* JOB
Could you give the data below again, exactly and completely?

Extracted records:

<<<<

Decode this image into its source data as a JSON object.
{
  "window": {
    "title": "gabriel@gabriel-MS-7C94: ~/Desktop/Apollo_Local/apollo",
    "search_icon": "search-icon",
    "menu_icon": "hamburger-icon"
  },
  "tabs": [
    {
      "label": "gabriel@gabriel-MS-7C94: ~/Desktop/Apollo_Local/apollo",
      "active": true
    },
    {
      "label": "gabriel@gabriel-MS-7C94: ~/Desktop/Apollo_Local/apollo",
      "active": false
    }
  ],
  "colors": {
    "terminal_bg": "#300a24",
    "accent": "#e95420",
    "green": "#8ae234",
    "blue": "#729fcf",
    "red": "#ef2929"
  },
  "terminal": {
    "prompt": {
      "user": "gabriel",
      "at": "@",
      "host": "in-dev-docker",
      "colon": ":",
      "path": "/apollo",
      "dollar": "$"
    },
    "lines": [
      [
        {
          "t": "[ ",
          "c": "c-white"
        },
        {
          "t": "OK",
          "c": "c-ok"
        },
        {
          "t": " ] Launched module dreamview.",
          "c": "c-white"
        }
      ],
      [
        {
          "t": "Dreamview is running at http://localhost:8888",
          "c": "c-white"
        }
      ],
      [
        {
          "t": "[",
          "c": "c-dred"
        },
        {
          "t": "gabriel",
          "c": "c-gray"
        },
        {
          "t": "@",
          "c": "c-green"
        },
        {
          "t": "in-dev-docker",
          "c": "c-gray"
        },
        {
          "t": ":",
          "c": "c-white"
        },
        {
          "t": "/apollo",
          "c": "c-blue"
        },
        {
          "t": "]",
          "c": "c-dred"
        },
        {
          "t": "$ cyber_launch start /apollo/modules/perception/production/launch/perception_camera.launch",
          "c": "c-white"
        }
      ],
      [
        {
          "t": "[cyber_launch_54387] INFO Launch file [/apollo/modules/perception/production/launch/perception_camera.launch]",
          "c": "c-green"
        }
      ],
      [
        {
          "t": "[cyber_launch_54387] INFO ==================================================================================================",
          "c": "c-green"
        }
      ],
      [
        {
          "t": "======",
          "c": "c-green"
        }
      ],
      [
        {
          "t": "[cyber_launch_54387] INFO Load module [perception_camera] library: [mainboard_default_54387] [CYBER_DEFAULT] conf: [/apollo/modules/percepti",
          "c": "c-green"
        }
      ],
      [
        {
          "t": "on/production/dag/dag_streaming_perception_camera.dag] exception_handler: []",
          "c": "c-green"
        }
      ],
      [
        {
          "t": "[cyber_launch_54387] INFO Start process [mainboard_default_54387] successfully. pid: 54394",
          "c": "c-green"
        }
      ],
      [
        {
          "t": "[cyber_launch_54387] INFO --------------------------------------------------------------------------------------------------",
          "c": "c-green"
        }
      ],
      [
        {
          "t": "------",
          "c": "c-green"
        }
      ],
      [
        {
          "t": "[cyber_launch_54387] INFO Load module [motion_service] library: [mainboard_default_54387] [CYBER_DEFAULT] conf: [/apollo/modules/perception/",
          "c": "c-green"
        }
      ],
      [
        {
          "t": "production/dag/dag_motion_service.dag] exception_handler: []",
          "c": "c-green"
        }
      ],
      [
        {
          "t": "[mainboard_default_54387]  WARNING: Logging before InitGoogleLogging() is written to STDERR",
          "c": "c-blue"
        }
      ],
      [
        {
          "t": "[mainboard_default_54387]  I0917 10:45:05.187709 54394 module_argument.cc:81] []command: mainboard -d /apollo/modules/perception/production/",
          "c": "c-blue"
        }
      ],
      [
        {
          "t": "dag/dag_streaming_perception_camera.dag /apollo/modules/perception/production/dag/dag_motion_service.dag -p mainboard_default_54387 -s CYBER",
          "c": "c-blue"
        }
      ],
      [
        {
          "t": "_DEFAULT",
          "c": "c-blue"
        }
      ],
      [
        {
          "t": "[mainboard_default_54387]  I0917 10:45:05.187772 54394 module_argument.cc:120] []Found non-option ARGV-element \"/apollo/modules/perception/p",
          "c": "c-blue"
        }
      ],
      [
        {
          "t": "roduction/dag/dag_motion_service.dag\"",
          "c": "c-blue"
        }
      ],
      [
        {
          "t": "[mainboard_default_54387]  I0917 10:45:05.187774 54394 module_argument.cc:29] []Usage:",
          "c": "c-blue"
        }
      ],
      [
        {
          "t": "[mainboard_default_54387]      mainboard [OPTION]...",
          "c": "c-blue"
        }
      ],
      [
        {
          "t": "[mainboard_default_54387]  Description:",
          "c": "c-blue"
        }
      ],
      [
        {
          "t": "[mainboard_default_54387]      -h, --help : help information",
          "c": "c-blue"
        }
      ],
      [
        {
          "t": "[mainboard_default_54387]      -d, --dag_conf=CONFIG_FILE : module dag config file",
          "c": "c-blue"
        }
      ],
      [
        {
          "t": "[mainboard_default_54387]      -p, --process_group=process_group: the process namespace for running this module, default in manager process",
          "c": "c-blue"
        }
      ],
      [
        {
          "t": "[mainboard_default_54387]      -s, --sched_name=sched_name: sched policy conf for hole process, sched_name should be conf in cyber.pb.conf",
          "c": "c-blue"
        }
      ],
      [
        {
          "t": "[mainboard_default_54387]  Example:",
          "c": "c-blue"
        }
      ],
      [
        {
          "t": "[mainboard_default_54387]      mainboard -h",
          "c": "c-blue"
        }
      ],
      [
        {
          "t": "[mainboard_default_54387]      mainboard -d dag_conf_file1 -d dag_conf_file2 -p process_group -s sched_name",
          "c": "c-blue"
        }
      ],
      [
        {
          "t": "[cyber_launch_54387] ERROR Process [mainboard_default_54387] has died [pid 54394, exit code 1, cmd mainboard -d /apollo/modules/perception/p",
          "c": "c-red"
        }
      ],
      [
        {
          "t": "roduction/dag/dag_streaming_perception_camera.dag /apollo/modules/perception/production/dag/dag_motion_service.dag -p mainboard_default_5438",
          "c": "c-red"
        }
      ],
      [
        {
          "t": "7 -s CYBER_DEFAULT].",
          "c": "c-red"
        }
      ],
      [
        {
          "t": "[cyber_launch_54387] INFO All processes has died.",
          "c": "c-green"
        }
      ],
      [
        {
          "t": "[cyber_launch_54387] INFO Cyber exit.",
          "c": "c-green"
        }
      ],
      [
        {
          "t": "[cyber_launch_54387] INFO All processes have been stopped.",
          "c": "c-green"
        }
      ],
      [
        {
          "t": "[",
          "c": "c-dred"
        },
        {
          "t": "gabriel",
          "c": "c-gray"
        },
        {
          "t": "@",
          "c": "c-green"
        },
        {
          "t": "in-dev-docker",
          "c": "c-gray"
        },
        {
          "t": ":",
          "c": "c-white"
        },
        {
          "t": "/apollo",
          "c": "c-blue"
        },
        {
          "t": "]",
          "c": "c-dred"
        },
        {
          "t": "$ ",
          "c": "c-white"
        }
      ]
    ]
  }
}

>>>>

* COMPLETE OUTPUT
Decode this image into its source data as a JSON object.
{
  "window": {
    "title": "gabriel@gabriel-MS-7C94: ~/Desktop/Apollo_Local/apollo",
    "search_icon": "search-icon",
    "menu_icon": "hamburger-icon"
  },
  "tabs": [
    {
      "label": "gabriel@gabriel-MS-7C94: ~/Desktop/Apollo_Local/apollo",
      "active": true
    },
    {
      "label": "gabriel@gabriel-MS-7C94: ~/Desktop/Apollo_Local/apollo",
      "active": false
    }
  ],
  "colors": {
    "terminal_bg": "#300a24",
    "accent": "#e95420",
    "green": "#8ae234",
    "blue": "#729fcf",
    "red": "#ef2929"
  },
  "terminal": {
    "prompt": {
      "user": "gabriel",
      "at": "@",
      "host": "in-dev-docker",
      "colon": ":",
      "path": "/apollo",
      "dollar": "$"
    },
    "lines": [
      [
        {
          "t": "[ ",
          "c": "c-white"
        },
        {
          "t": "OK",
          "c": "c-ok"
        },
        {
          "t": " ] Launched module dreamview.",
          "c": "c-white"
        }
      ],
      [
        {
          "t": "Dreamview is running at http://localhost:8888",
          "c": "c-white"
        }
      ],
      [
        {
          "t": "[",
          "c": "c-dred"
        },
        {
          "t": "gabriel",
          "c": "c-gray"
        },
        {
          "t": "@",
          "c": "c-green"
        },
        {
          "t": "in-dev-docker",
          "c": "c-gray"
        },
        {
          "t": ":",
          "c": "c-white"
        },
        {
          "t": "/apollo",
          "c": "c-blue"
        },
        {
          "t": "]",
          "c": "c-dred"
        },
        {
          "t": "$ cyber_launch start /apollo/modules/perception/production/launch/perception_camera.launch",
          "c": "c-white"
        }
      ],
      [
        {
          "t": "[cyber_launch_54387] INFO Launch file [/apollo/modules/perception/production/launch/perception_camera.launch]",
          "c": "c-green"
        }
      ],
      [
        {
          "t": "[cyber_launch_54387] INFO ==================================================================================================",
          "c": "c-green"
        }
      ],
      [
        {
          "t": "======",
          "c": "c-green"
        }
      ],
      [
        {
          "t": "[cyber_launch_54387] INFO Load module [perception_camera] library: [mainboard_default_54387] [CYBER_DEFAULT] conf: [/apollo/modules/percepti",
          "c": "c-green"
        }
      ],
      [
        {
          "t": "on/production/dag/dag_streaming_perception_camera.dag] exception_handler: []",
          "c": "c-green"
        }
      ],
      [
        {
          "t": "[cyber_launch_54387] INFO Start process [mainboard_default_54387] successfully. pid: 54394",
          "c": "c-green"
        }
      ],
      [
        {
          "t": "[cyber_launch_54387] INFO --------------------------------------------------------------------------------------------------",
          "c": "c-green"
        }
      ],
      [
        {
          "t": "------",
          "c": "c-green"
        }
      ],
      [
        {
          "t": "[cyber_launch_54387] INFO Load module [motion_service] library: [mainboard_default_54387] [CYBER_DEFAULT] conf: [/apollo/modules/perception/",
          "c": "c-green"
        }
      ],
      [
        {
          "t": "production/dag/dag_motion_service.dag] exception_handler: []",
          "c": "c-green"
        }
      ],
      [
        {
          "t": "[mainboard_default_54387]  WARNING: Logging before InitGoogleLogging() is written to STDERR",
          "c": "c-blue"
        }
      ],
      [
        {
          "t": "[mainboard_default_54387]  I0917 10:45:05.187709 54394 module_argument.cc:81] []command: mainboard -d /apollo/modules/perception/production/",
          "c": "c-blue"
        }
      ],
      [
        {
          "t": "dag/dag_streaming_perception_camera.dag /apollo/modules/perception/production/dag/dag_motion_service.dag -p mainboard_default_54387 -s CYBER",
          "c": "c-blue"
        }
      ],
      [
        {
          "t": "_DEFAULT",
          "c": "c-blue"
        }
      ],
      [
        {
          "t": "[mainboard_default_54387]  I0917 10:45:05.187772 54394 module_argument.cc:120] []Found non-option ARGV-element \"/apollo/modules/perception/p",
          "c": "c-blue"
        }
      ],
      [
        {
          "t": "roduction/dag/dag_motion_service.dag\"",
          "c": "c-blue"
        }
      ],
      [
        {
          "t": "[mainboard_default_54387]  I0917 10:45:05.187774 54394 module_argument.cc:29] []Usage:",
          "c": "c-blue"
        }
      ],
      [
        {
          "t": "[mainboard_default_54387]      mainboard [OPTION]...",
          "c": "c-blue"
        }
      ],
      [
        {
          "t": "[mainboard_default_54387]  Description:",
          "c": "c-blue"
        }
      ],
      [
        {
          "t": "[mainboard_default_54387]      -h, --help : help information",
          "c": "c-blue"
        }
      ],
      [
        {
          "t": "[mainboard_default_54387]      -d, --dag_conf=CONFIG_FILE : module dag config file",
          "c": "c-blue"
        }
      ],
      [
        {
          "t": "[mainboard_default_54387]      -p, --process_group=process_group: the process namespace for running this module, default in manager process",
          "c": "c-blue"
        }
      ],
      [
        {
          "t": "[mainboard_default_54387]      -s, --sched_name=sched_name: sched policy conf for hole process, sched_name should be conf in cyber.pb.conf",
          "c": "c-blue"
        }
      ],
      [
        {
          "t": "[mainboard_default_54387]  Example:",
          "c": "c-blue"
        }
      ],
      [
        {
          "t": "[mainboard_default_54387]      mainboard -h",
          "c": "c-blue"
        }
      ],
      [
        {
          "t": "[mainboard_default_54387]      mainboard -d dag_conf_file1 -d dag_conf_file2 -p process_group -s sched_name",
          "c": "c-blue"
        }
      ],
      [
        {
          "t": "[cyber_launch_54387] ERROR Process [mainboard_default_54387] has died [pid 54394, exit code 1, cmd mainboard -d /apollo/modules/perception/p",
          "c": "c-red"
        }
      ],
      [
        {
          "t": "roduction/dag/dag_streaming_perception_camera.dag /apollo/modules/perception/production/dag/dag_motion_service.dag -p mainboard_default_5438",
          "c": "c-red"
        }
      ],
      [
        {
          "t": "7 -s CYBER_DEFAULT].",
          "c": "c-red"
        }
      ],
      [
        {
          "t": "[cyber_launch_54387] INFO All processes has died.",
          "c": "c-green"
        }
      ],
      [
        {
          "t": "[cyber_launch_54387] INFO Cyber exit.",
          "c": "c-green"
        }
      ],
      [
        {
          "t": "[cyber_launch_54387] INFO All processes have been stopped.",
          "c": "c-green"
        }
      ],
      [
        {
          "t": "[",
          "c": "c-dred"
        },
        {
          "t": "gabriel",
          "c": "c-gray"
        },
        {
          "t": "@",
          "c": "c-green"
        },
        {
          "t": "in-dev-docker",
          "c": "c-gray"
        },
        {
          "t": ":",
          "c": "c-white"
        },
        {
          "t": "/apollo",
          "c": "c-blue"
        },
        {
          "t": "]",
          "c": "c-dred"
        },
        {
          "t": "$ ",
          "c": "c-white"
        }
      ]
    ]
  }
}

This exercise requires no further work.